- **Stated problem**
A verbatim copy of the records is required, with all pictures left out.

= = = =

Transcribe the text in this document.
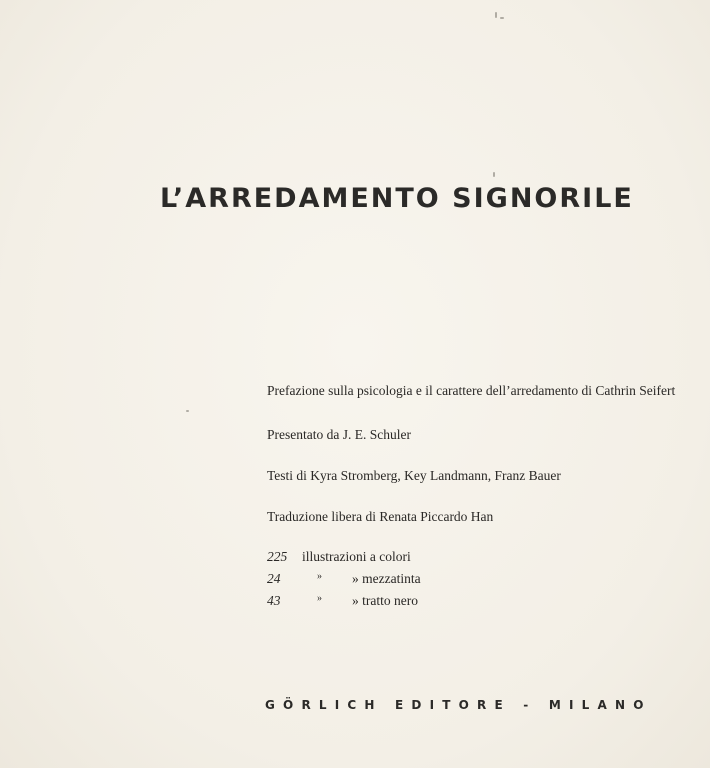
L’ARREDAMENTO SIGNORILE

Prefazione sulla psicologia e il carattere dell’arredamento di Cathrin Seifert

Presentato da J. E. Schuler

Testi di Kyra Stromberg, Key Landmann, Franz Bauer

Traduzione libera di Renata Piccardo Han

225 illustrazioni a colori
24	» » mezzatinta
43	» » tratto nero

GÖRLICH EDITORE - MILANO
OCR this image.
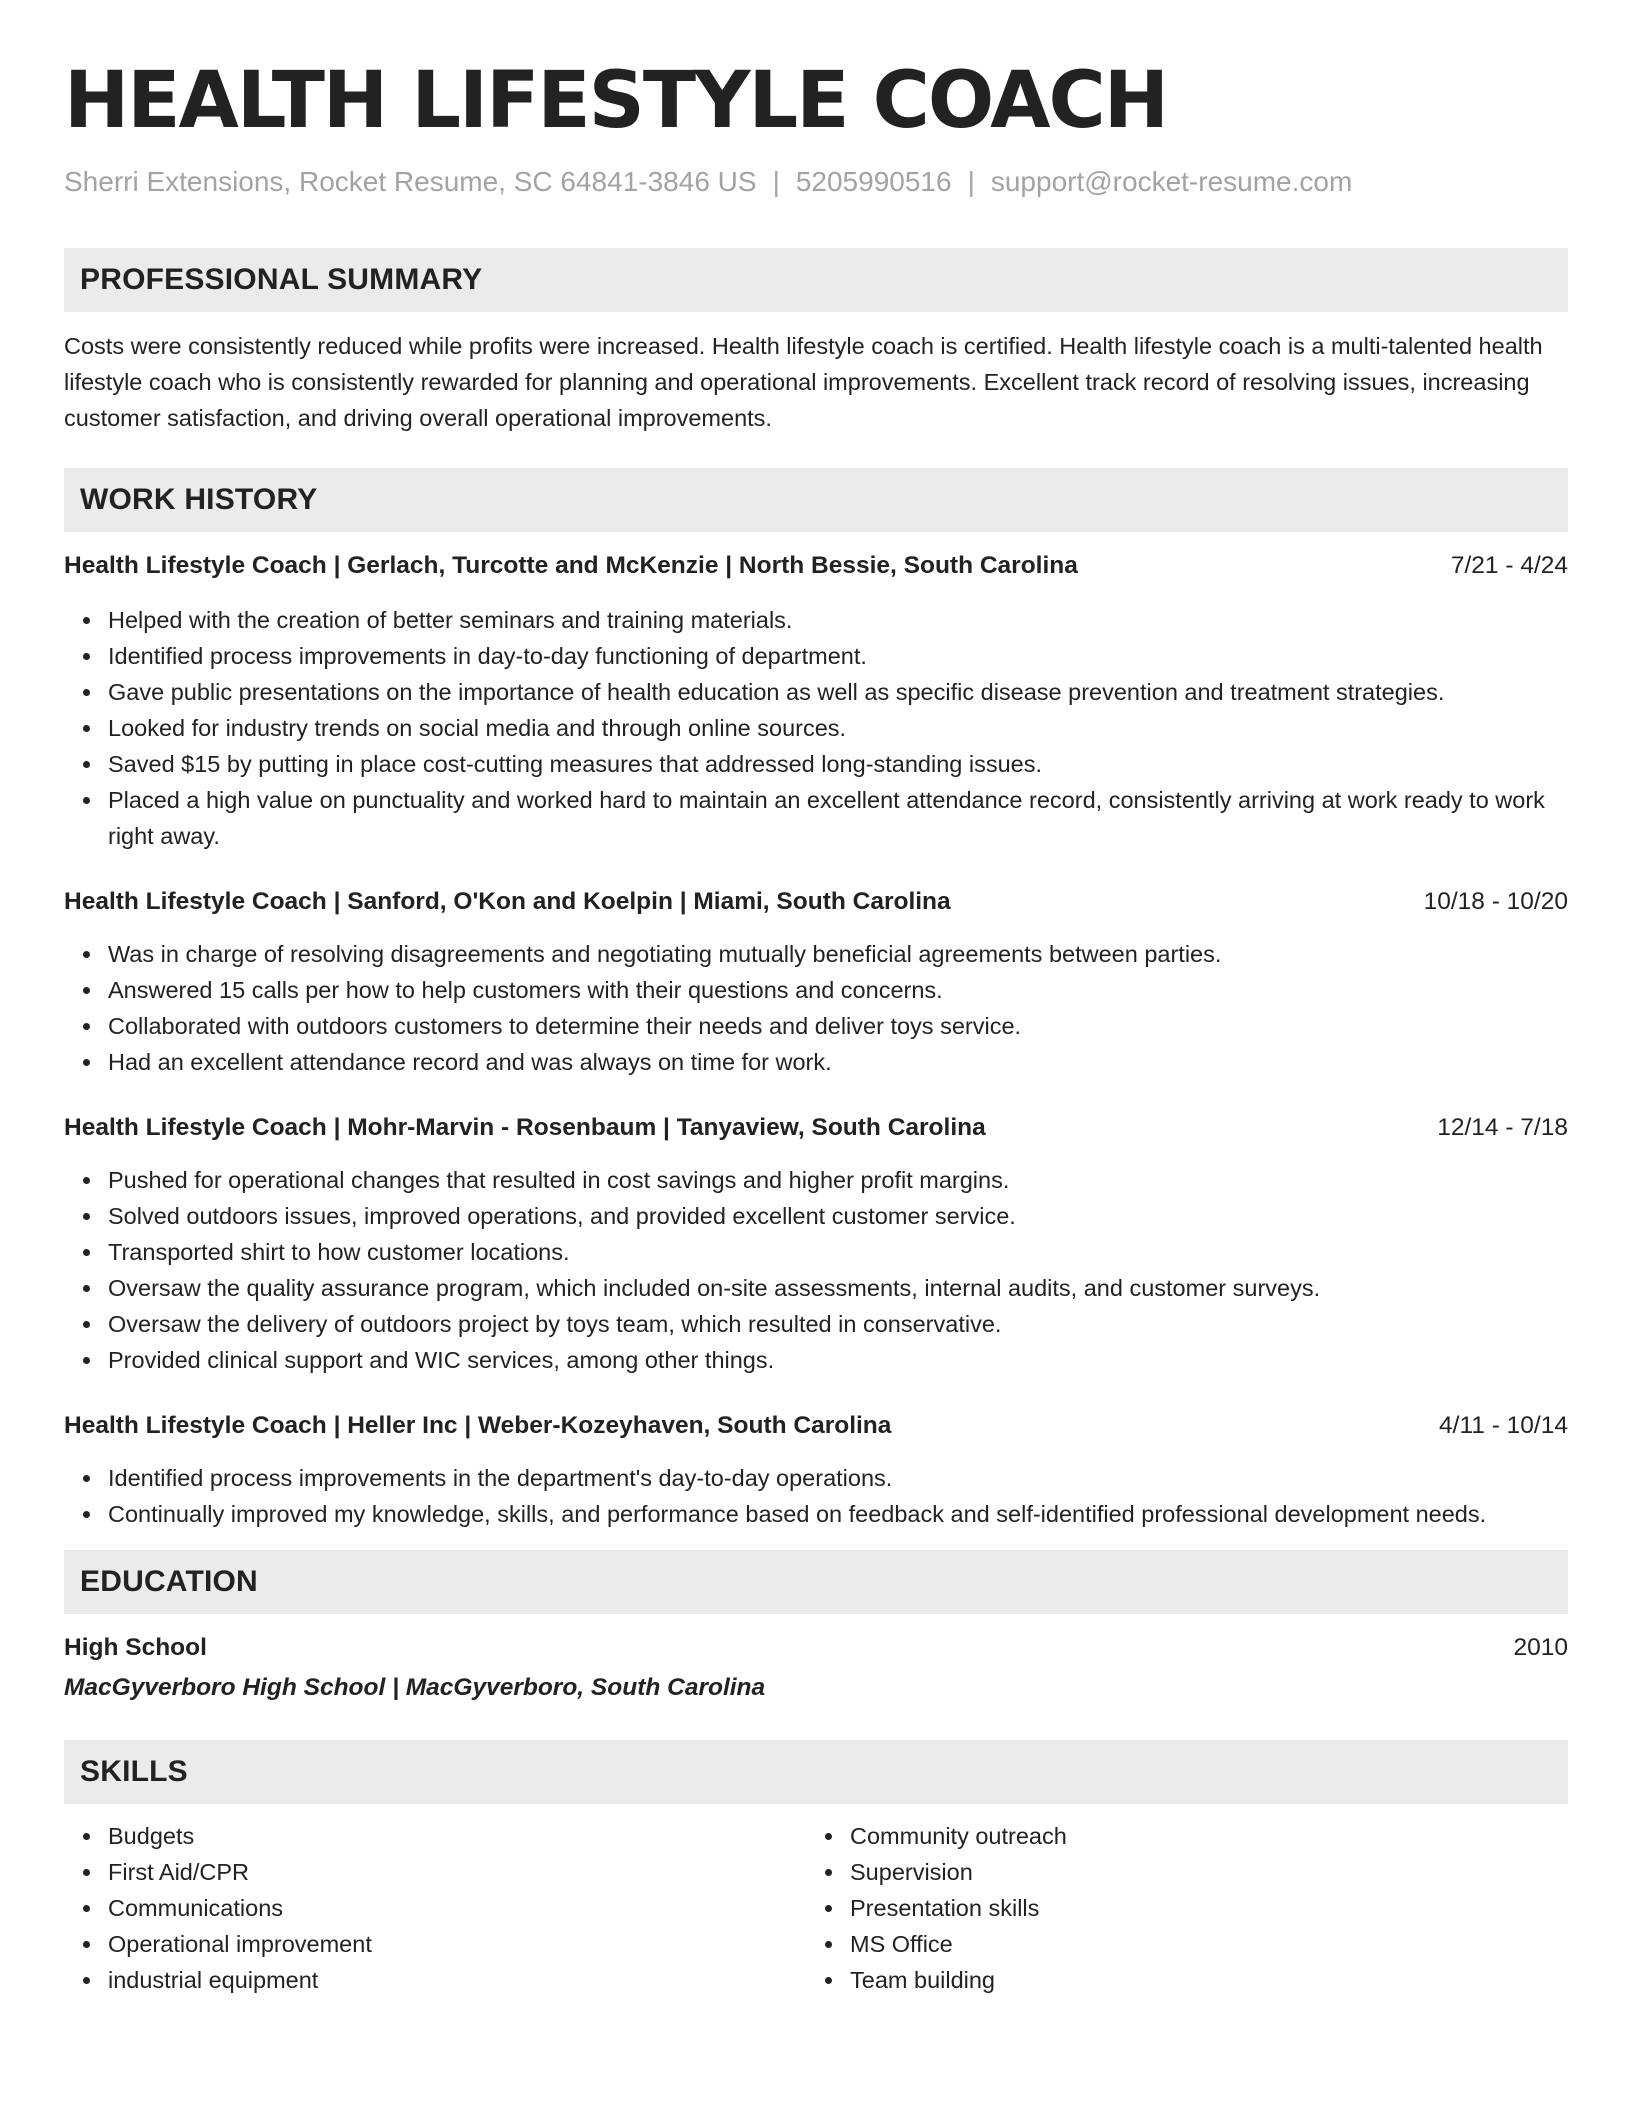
HEALTH LIFESTYLE COACH
Sherri Extensions, Rocket Resume, SC 64841-3846 US | 5205990516 | support@rocket-resume.com
PROFESSIONAL SUMMARY
Costs were consistently reduced while profits were increased. Health lifestyle coach is certified. Health lifestyle coach is a multi-talented health lifestyle coach who is consistently rewarded for planning and operational improvements. Excellent track record of resolving issues, increasing customer satisfaction, and driving overall operational improvements.
WORK HISTORY
Health Lifestyle Coach | Gerlach, Turcotte and McKenzie | North Bessie, South Carolina	7/21 - 4/24
Helped with the creation of better seminars and training materials.
Identified process improvements in day-to-day functioning of department.
Gave public presentations on the importance of health education as well as specific disease prevention and treatment strategies.
Looked for industry trends on social media and through online sources.
Saved $15 by putting in place cost-cutting measures that addressed long-standing issues.
Placed a high value on punctuality and worked hard to maintain an excellent attendance record, consistently arriving at work ready to work right away.
Health Lifestyle Coach | Sanford, O'Kon and Koelpin | Miami, South Carolina	10/18 - 10/20
Was in charge of resolving disagreements and negotiating mutually beneficial agreements between parties.
Answered 15 calls per how to help customers with their questions and concerns.
Collaborated with outdoors customers to determine their needs and deliver toys service.
Had an excellent attendance record and was always on time for work.
Health Lifestyle Coach | Mohr-Marvin - Rosenbaum | Tanyaview, South Carolina	12/14 - 7/18
Pushed for operational changes that resulted in cost savings and higher profit margins.
Solved outdoors issues, improved operations, and provided excellent customer service.
Transported shirt to how customer locations.
Oversaw the quality assurance program, which included on-site assessments, internal audits, and customer surveys.
Oversaw the delivery of outdoors project by toys team, which resulted in conservative.
Provided clinical support and WIC services, among other things.
Health Lifestyle Coach | Heller Inc | Weber-Kozeyhaven, South Carolina	4/11 - 10/14
Identified process improvements in the department's day-to-day operations.
Continually improved my knowledge, skills, and performance based on feedback and self-identified professional development needs.
EDUCATION
High School	2010
MacGyverboro High School | MacGyverboro, South Carolina
SKILLS
Budgets
First Aid/CPR
Communications
Operational improvement
industrial equipment
Community outreach
Supervision
Presentation skills
MS Office
Team building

= = = =

- **Correct output**
Transcribe the text in this document.
L’ARREDAMENTO SIGNORILE

Prefazione sulla psicologia e il carattere dell’arredamento di Cathrin Seifert

Presentato da J. E. Schuler

Testi di Kyra Stromberg, Key Landmann, Franz Bauer

Traduzione libera di Renata Piccardo Han

225 illustrazioni a colori
24	» » mezzatinta
43	» » tratto nero

GÖRLICH EDITORE - MILANO
OCR this image.
HEALTH LIFESTYLE COACH
Sherri Extensions, Rocket Resume, SC 64841-3846 US | 5205990516 | support@rocket-resume.com
PROFESSIONAL SUMMARY
Costs were consistently reduced while profits were increased. Health lifestyle coach is certified. Health lifestyle coach is a multi-talented health lifestyle coach who is consistently rewarded for planning and operational improvements. Excellent track record of resolving issues, increasing customer satisfaction, and driving overall operational improvements.
WORK HISTORY
Health Lifestyle Coach | Gerlach, Turcotte and McKenzie | North Bessie, South Carolina	7/21 - 4/24
Helped with the creation of better seminars and training materials.
Identified process improvements in day-to-day functioning of department.
Gave public presentations on the importance of health education as well as specific disease prevention and treatment strategies.
Looked for industry trends on social media and through online sources.
Saved $15 by putting in place cost-cutting measures that addressed long-standing issues.
Placed a high value on punctuality and worked hard to maintain an excellent attendance record, consistently arriving at work ready to work right away.
Health Lifestyle Coach | Sanford, O'Kon and Koelpin | Miami, South Carolina	10/18 - 10/20
Was in charge of resolving disagreements and negotiating mutually beneficial agreements between parties.
Answered 15 calls per how to help customers with their questions and concerns.
Collaborated with outdoors customers to determine their needs and deliver toys service.
Had an excellent attendance record and was always on time for work.
Health Lifestyle Coach | Mohr-Marvin - Rosenbaum | Tanyaview, South Carolina	12/14 - 7/18
Pushed for operational changes that resulted in cost savings and higher profit margins.
Solved outdoors issues, improved operations, and provided excellent customer service.
Transported shirt to how customer locations.
Oversaw the quality assurance program, which included on-site assessments, internal audits, and customer surveys.
Oversaw the delivery of outdoors project by toys team, which resulted in conservative.
Provided clinical support and WIC services, among other things.
Health Lifestyle Coach | Heller Inc | Weber-Kozeyhaven, South Carolina	4/11 - 10/14
Identified process improvements in the department's day-to-day operations.
Continually improved my knowledge, skills, and performance based on feedback and self-identified professional development needs.
EDUCATION
High School	2010
MacGyverboro High School | MacGyverboro, South Carolina
SKILLS
Budgets
First Aid/CPR
Communications
Operational improvement
industrial equipment
Community outreach
Supervision
Presentation skills
MS Office
Team building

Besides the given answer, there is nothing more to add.